§ Exercise description
Assemble all lines in which the string "name" appears.
Data rows start
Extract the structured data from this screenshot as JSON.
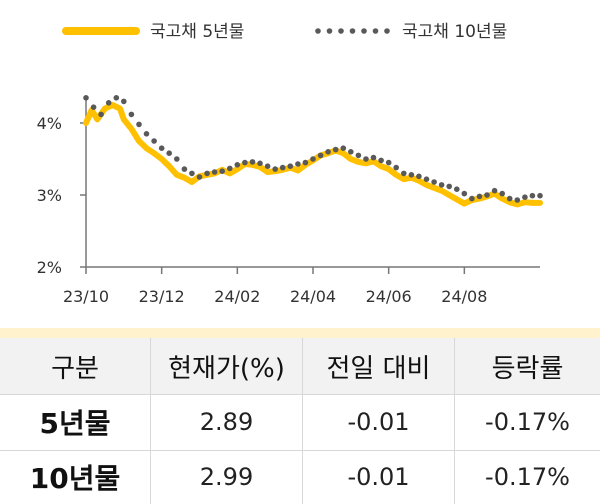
{
  "legend": {
    "series_5y": "국고채 5년물",
    "series_10y": "국고채 10년물"
  },
  "colors": {
    "series_5y": "#FFC000",
    "series_10y": "#595959",
    "axis": "#777777",
    "table_header_bg": "#F2F2F2",
    "table_top_band": "#FFF2CC"
  },
  "chart_data": {
    "type": "line",
    "y_ticks": [
      "2%",
      "3%",
      "4%"
    ],
    "ylim": [
      2,
      4.5
    ],
    "x_ticks": [
      "23/10",
      "23/12",
      "24/02",
      "24/04",
      "24/06",
      "24/08"
    ],
    "x_tick_months": [
      0,
      2,
      4,
      6,
      8,
      10
    ],
    "series": [
      {
        "name": "국고채 5년물",
        "style": "solid-thick",
        "x": [
          0.0,
          0.15,
          0.3,
          0.5,
          0.7,
          0.9,
          1.0,
          1.2,
          1.4,
          1.6,
          1.8,
          2.0,
          2.2,
          2.4,
          2.6,
          2.8,
          3.0,
          3.2,
          3.4,
          3.6,
          3.8,
          4.0,
          4.2,
          4.4,
          4.6,
          4.8,
          5.0,
          5.2,
          5.4,
          5.6,
          5.8,
          6.0,
          6.2,
          6.4,
          6.6,
          6.8,
          7.0,
          7.2,
          7.4,
          7.6,
          7.8,
          8.0,
          8.2,
          8.4,
          8.6,
          8.8,
          9.0,
          9.2,
          9.4,
          9.6,
          10.0,
          10.2,
          10.4,
          10.6,
          10.8,
          11.0,
          11.2,
          11.4,
          11.6,
          11.8,
          12.0
        ],
        "values": [
          4.0,
          4.18,
          4.05,
          4.2,
          4.25,
          4.2,
          4.05,
          3.92,
          3.75,
          3.65,
          3.58,
          3.5,
          3.4,
          3.28,
          3.24,
          3.18,
          3.26,
          3.28,
          3.3,
          3.35,
          3.3,
          3.36,
          3.43,
          3.42,
          3.39,
          3.32,
          3.33,
          3.35,
          3.38,
          3.34,
          3.42,
          3.48,
          3.55,
          3.58,
          3.62,
          3.58,
          3.5,
          3.46,
          3.44,
          3.47,
          3.4,
          3.36,
          3.28,
          3.22,
          3.24,
          3.2,
          3.14,
          3.1,
          3.06,
          3.0,
          2.88,
          2.93,
          2.95,
          2.98,
          3.02,
          2.95,
          2.9,
          2.87,
          2.9,
          2.89,
          2.89
        ]
      },
      {
        "name": "국고채 10년물",
        "style": "dotted",
        "x": [
          0.0,
          0.2,
          0.4,
          0.6,
          0.8,
          1.0,
          1.2,
          1.4,
          1.6,
          1.8,
          2.0,
          2.2,
          2.4,
          2.6,
          2.8,
          3.0,
          3.2,
          3.4,
          3.6,
          3.8,
          4.0,
          4.2,
          4.4,
          4.6,
          4.8,
          5.0,
          5.2,
          5.4,
          5.6,
          5.8,
          6.0,
          6.2,
          6.4,
          6.6,
          6.8,
          7.0,
          7.2,
          7.4,
          7.6,
          7.8,
          8.0,
          8.2,
          8.4,
          8.6,
          8.8,
          9.0,
          9.2,
          9.4,
          9.6,
          9.8,
          10.0,
          10.2,
          10.4,
          10.6,
          10.8,
          11.0,
          11.2,
          11.4,
          11.6,
          11.8,
          12.0
        ],
        "values": [
          4.35,
          4.22,
          4.12,
          4.28,
          4.35,
          4.3,
          4.12,
          3.98,
          3.85,
          3.75,
          3.65,
          3.58,
          3.5,
          3.36,
          3.3,
          3.25,
          3.3,
          3.32,
          3.33,
          3.37,
          3.42,
          3.45,
          3.46,
          3.44,
          3.4,
          3.36,
          3.38,
          3.4,
          3.43,
          3.45,
          3.5,
          3.55,
          3.6,
          3.63,
          3.65,
          3.6,
          3.55,
          3.5,
          3.52,
          3.48,
          3.45,
          3.38,
          3.3,
          3.28,
          3.26,
          3.22,
          3.18,
          3.14,
          3.12,
          3.08,
          3.02,
          2.95,
          2.98,
          3.0,
          3.06,
          3.02,
          2.95,
          2.93,
          2.97,
          2.99,
          2.99
        ]
      }
    ]
  },
  "table": {
    "headers": [
      "구분",
      "현재가(%)",
      "전일 대비",
      "등락률"
    ],
    "rows": [
      {
        "label": "5년물",
        "price": "2.89",
        "change": "-0.01",
        "rate": "-0.17%"
      },
      {
        "label": "10년물",
        "price": "2.99",
        "change": "-0.01",
        "rate": "-0.17%"
      }
    ]
  }
}
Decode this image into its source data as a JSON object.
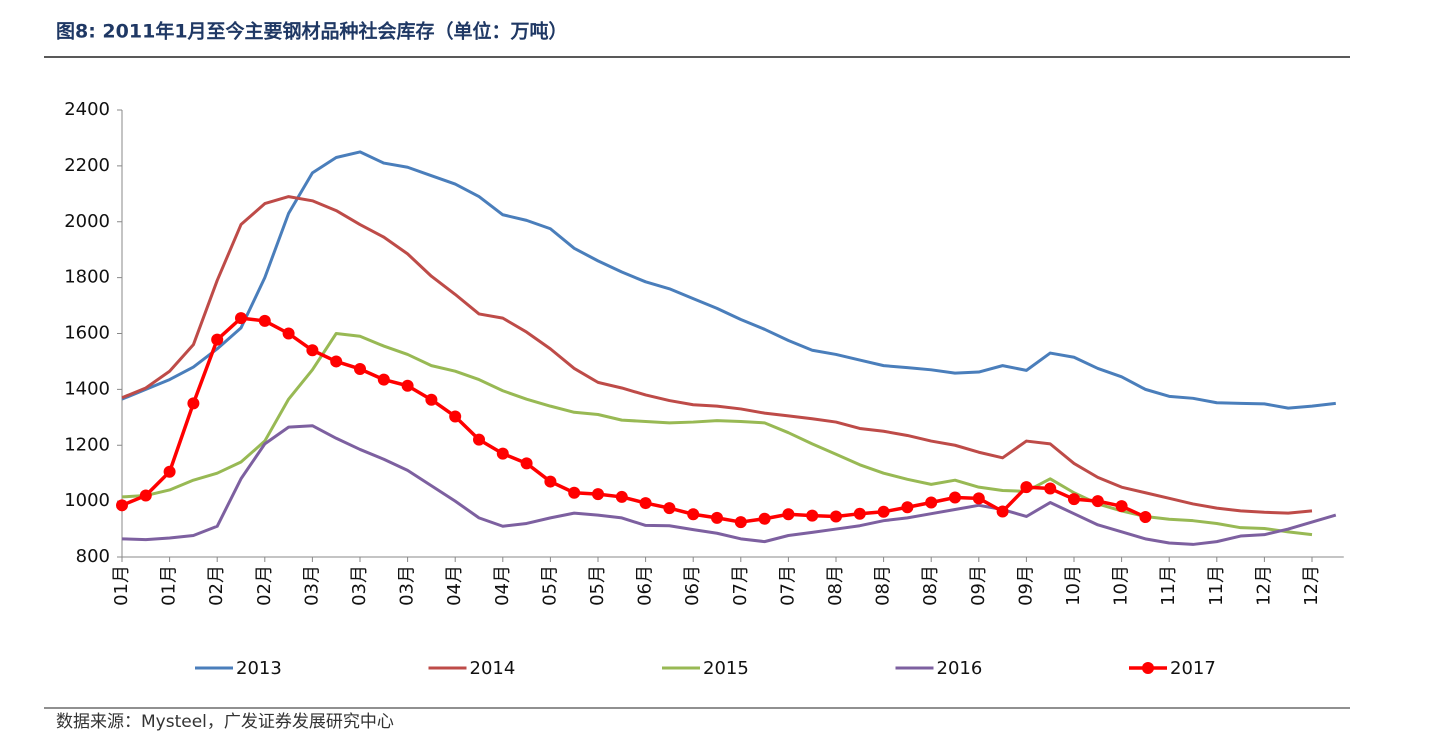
{
  "chart_data": {
    "type": "line",
    "title": "图8: 2011年1月至今主要钢材品种社会库存（单位：万吨）",
    "source": "数据来源：Mysteel，广发证券发展研究中心",
    "categories": [
      "01月",
      null,
      "01月",
      null,
      "02月",
      null,
      "02月",
      null,
      "03月",
      null,
      "03月",
      null,
      "03月",
      null,
      "04月",
      null,
      "04月",
      null,
      "05月",
      null,
      "05月",
      null,
      "06月",
      null,
      "06月",
      null,
      "07月",
      null,
      "07月",
      null,
      "08月",
      null,
      "08月",
      null,
      "08月",
      null,
      "09月",
      null,
      "09月",
      null,
      "10月",
      null,
      "10月",
      null,
      "11月",
      null,
      "11月",
      null,
      "12月",
      null,
      "12月",
      null
    ],
    "ylim": [
      800,
      2400
    ],
    "yticks": [
      800,
      1000,
      1200,
      1400,
      1600,
      1800,
      2000,
      2200,
      2400
    ],
    "legend": "bottom",
    "series": [
      {
        "name": "2013",
        "color": "#4a7ebb",
        "markers": false,
        "values": [
          1365,
          1400,
          1435,
          1480,
          1545,
          1620,
          1800,
          2030,
          2175,
          2230,
          2250,
          2210,
          2195,
          2165,
          2135,
          2090,
          2025,
          2005,
          1975,
          1905,
          1860,
          1820,
          1785,
          1760,
          1725,
          1690,
          1650,
          1615,
          1575,
          1540,
          1525,
          1505,
          1485,
          1478,
          1470,
          1458,
          1462,
          1485,
          1468,
          1530,
          1515,
          1475,
          1445,
          1400,
          1375,
          1368,
          1352,
          1350,
          1348,
          1333,
          1340,
          1350
        ]
      },
      {
        "name": "2014",
        "color": "#be4b48",
        "markers": false,
        "values": [
          1370,
          1405,
          1465,
          1560,
          1790,
          1990,
          2065,
          2090,
          2075,
          2040,
          1990,
          1945,
          1885,
          1805,
          1740,
          1670,
          1655,
          1605,
          1545,
          1475,
          1425,
          1405,
          1380,
          1360,
          1345,
          1340,
          1330,
          1315,
          1305,
          1295,
          1283,
          1260,
          1250,
          1235,
          1215,
          1200,
          1175,
          1155,
          1215,
          1205,
          1135,
          1085,
          1050,
          1030,
          1010,
          990,
          975,
          965,
          960,
          957,
          965,
          null
        ]
      },
      {
        "name": "2015",
        "color": "#98b954",
        "markers": false,
        "values": [
          1015,
          1020,
          1040,
          1075,
          1100,
          1140,
          1215,
          1365,
          1470,
          1600,
          1590,
          1555,
          1525,
          1485,
          1465,
          1435,
          1395,
          1365,
          1340,
          1318,
          1310,
          1290,
          1285,
          1280,
          1283,
          1288,
          1285,
          1280,
          1245,
          1205,
          1168,
          1130,
          1100,
          1078,
          1060,
          1075,
          1050,
          1038,
          1035,
          1080,
          1030,
          990,
          965,
          945,
          935,
          930,
          920,
          905,
          902,
          890,
          880,
          null
        ]
      },
      {
        "name": "2016",
        "color": "#7d60a0",
        "markers": false,
        "values": [
          865,
          862,
          868,
          877,
          910,
          1080,
          1205,
          1265,
          1270,
          1225,
          1185,
          1150,
          1110,
          1055,
          1000,
          940,
          910,
          920,
          940,
          957,
          950,
          940,
          913,
          912,
          898,
          885,
          865,
          855,
          877,
          888,
          900,
          912,
          930,
          940,
          955,
          970,
          985,
          970,
          945,
          995,
          955,
          915,
          890,
          865,
          850,
          845,
          855,
          875,
          880,
          900,
          925,
          950
        ]
      },
      {
        "name": "2017",
        "color": "#ff0000",
        "markers": true,
        "values": [
          985,
          1020,
          1105,
          1350,
          1578,
          1655,
          1645,
          1600,
          1540,
          1500,
          1473,
          1435,
          1413,
          1363,
          1303,
          1220,
          1170,
          1135,
          1070,
          1030,
          1025,
          1015,
          993,
          975,
          953,
          940,
          925,
          937,
          953,
          948,
          945,
          955,
          962,
          978,
          995,
          1013,
          1010,
          963,
          1050,
          1045,
          1007,
          1000,
          982,
          943,
          null,
          null,
          null,
          null,
          null,
          null,
          null,
          null
        ]
      }
    ]
  }
}
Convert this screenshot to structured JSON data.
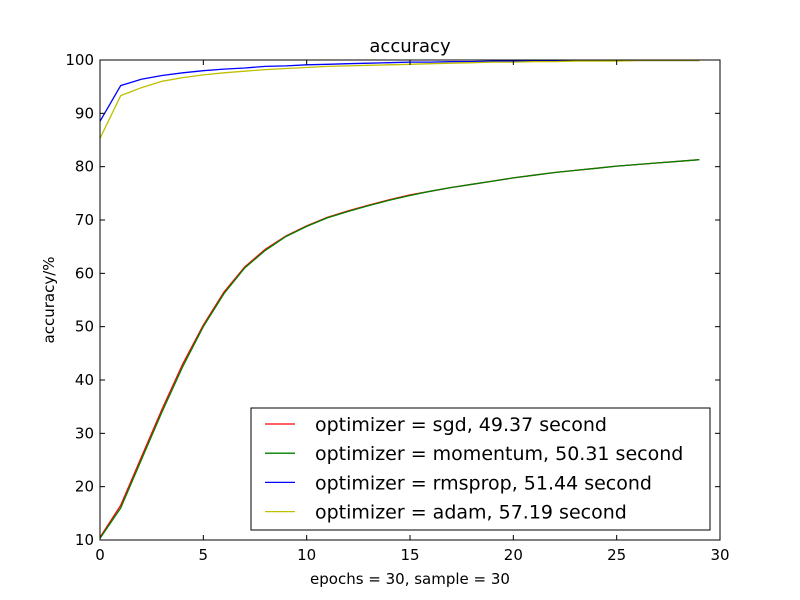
{
  "chart_data": {
    "type": "line",
    "title": "accuracy",
    "xlabel": "epochs = 30, sample = 30",
    "ylabel": "accuracy/%",
    "xlim": [
      0,
      30
    ],
    "ylim": [
      10,
      100
    ],
    "xticks": [
      0,
      5,
      10,
      15,
      20,
      25,
      30
    ],
    "yticks": [
      10,
      20,
      30,
      40,
      50,
      60,
      70,
      80,
      90,
      100
    ],
    "grid": false,
    "legend_position": "lower-right",
    "x": [
      0,
      1,
      2,
      3,
      4,
      5,
      6,
      7,
      8,
      9,
      10,
      11,
      12,
      13,
      14,
      15,
      16,
      17,
      18,
      19,
      20,
      21,
      22,
      23,
      24,
      25,
      26,
      27,
      28,
      29
    ],
    "series": [
      {
        "name": "optimizer = sgd, 49.37 second",
        "color": "#ff0000",
        "values": [
          10.5,
          16.5,
          25.5,
          34.5,
          43.0,
          50.3,
          56.5,
          61.2,
          64.5,
          67.0,
          68.9,
          70.5,
          71.7,
          72.8,
          73.8,
          74.7,
          75.4,
          76.1,
          76.7,
          77.3,
          77.9,
          78.4,
          78.9,
          79.3,
          79.7,
          80.1,
          80.4,
          80.7,
          81.0,
          81.3
        ]
      },
      {
        "name": "optimizer = momentum, 50.31 second",
        "color": "#008000",
        "values": [
          10.3,
          16.0,
          25.0,
          34.0,
          42.5,
          50.0,
          56.2,
          61.0,
          64.3,
          66.9,
          68.8,
          70.4,
          71.6,
          72.7,
          73.7,
          74.6,
          75.4,
          76.1,
          76.7,
          77.3,
          77.9,
          78.4,
          78.9,
          79.3,
          79.7,
          80.1,
          80.4,
          80.7,
          81.0,
          81.3
        ]
      },
      {
        "name": "optimizer = rmsprop, 51.44 second",
        "color": "#0000ff",
        "values": [
          88.5,
          95.2,
          96.4,
          97.1,
          97.6,
          98.0,
          98.3,
          98.5,
          98.8,
          98.9,
          99.1,
          99.2,
          99.3,
          99.4,
          99.5,
          99.6,
          99.6,
          99.7,
          99.7,
          99.8,
          99.8,
          99.8,
          99.9,
          99.9,
          99.9,
          99.9,
          99.9,
          99.9,
          99.9,
          99.9
        ]
      },
      {
        "name": "optimizer = adam, 57.19 second",
        "color": "#bfbf00",
        "values": [
          85.3,
          93.3,
          94.8,
          96.0,
          96.7,
          97.2,
          97.6,
          97.9,
          98.2,
          98.4,
          98.6,
          98.8,
          98.9,
          99.0,
          99.1,
          99.2,
          99.3,
          99.4,
          99.5,
          99.6,
          99.6,
          99.7,
          99.7,
          99.8,
          99.8,
          99.8,
          99.9,
          99.9,
          99.9,
          99.9
        ]
      }
    ]
  }
}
Data rows end
§ Exercise solution
        "name": "국고채 5년물",
        "name": "국고채 10년물",
        "name": "2013",
        "name": "2014",
        "name": "2015",
        "name": "2016",
        "name": "2017",
        "name": "optimizer = sgd, 49.37 second",
        "name": "optimizer = momentum, 50.31 second",
        "name": "optimizer = rmsprop, 51.44 second",
        "name": "optimizer = adam, 57.19 second",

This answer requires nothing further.